Input data:

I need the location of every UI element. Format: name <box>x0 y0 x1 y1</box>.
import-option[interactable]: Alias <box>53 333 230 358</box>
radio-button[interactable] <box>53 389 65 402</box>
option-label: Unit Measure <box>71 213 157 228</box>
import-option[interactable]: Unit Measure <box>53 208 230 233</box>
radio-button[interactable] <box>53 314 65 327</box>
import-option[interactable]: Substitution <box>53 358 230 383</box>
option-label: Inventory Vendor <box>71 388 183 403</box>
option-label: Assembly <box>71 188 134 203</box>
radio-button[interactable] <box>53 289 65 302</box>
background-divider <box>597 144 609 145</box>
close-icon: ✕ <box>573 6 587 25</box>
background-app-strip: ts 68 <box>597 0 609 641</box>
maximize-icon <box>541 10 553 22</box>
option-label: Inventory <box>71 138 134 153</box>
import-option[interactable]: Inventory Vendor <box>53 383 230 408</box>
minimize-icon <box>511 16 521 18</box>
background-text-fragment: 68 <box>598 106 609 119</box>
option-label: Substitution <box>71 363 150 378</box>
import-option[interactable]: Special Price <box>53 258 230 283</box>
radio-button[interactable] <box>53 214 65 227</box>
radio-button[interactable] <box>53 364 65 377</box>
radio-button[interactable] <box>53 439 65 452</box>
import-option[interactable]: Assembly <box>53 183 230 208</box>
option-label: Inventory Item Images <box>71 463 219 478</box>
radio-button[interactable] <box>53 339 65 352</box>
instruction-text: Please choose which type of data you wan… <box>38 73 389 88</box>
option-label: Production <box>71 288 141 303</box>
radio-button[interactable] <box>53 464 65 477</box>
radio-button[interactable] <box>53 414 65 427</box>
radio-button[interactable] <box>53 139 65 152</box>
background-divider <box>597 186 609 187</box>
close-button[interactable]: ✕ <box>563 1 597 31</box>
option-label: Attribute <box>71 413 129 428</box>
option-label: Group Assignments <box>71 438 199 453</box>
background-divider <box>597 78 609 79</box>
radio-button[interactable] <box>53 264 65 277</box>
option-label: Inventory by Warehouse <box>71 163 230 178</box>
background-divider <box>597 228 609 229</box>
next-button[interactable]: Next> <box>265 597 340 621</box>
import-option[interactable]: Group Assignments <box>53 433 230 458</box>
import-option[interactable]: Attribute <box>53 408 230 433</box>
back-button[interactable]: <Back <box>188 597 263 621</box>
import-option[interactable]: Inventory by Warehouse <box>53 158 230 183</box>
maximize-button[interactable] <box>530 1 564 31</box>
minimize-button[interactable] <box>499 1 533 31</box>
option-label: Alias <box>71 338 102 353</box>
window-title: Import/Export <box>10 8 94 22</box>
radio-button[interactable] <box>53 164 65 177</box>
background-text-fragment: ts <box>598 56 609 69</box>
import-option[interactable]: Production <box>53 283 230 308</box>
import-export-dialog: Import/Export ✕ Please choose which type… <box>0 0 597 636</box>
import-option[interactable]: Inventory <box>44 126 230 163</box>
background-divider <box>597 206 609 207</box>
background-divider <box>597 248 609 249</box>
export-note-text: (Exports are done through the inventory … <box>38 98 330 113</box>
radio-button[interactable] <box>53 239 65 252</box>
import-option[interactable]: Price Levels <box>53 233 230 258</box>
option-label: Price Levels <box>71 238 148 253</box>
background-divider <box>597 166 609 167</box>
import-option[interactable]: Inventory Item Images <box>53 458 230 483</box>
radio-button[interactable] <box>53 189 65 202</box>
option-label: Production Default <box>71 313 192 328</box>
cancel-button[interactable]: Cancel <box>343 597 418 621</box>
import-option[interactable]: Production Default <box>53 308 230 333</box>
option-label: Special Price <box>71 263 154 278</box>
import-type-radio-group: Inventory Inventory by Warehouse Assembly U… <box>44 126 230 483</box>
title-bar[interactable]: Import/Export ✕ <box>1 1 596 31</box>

Required work:
Pull out every line of the records above that contains the word "close". Letter case must match.

Result for this exercise:
close-icon: ✕ <box>573 6 587 25</box>
close-button[interactable]: ✕ <box>563 1 597 31</box>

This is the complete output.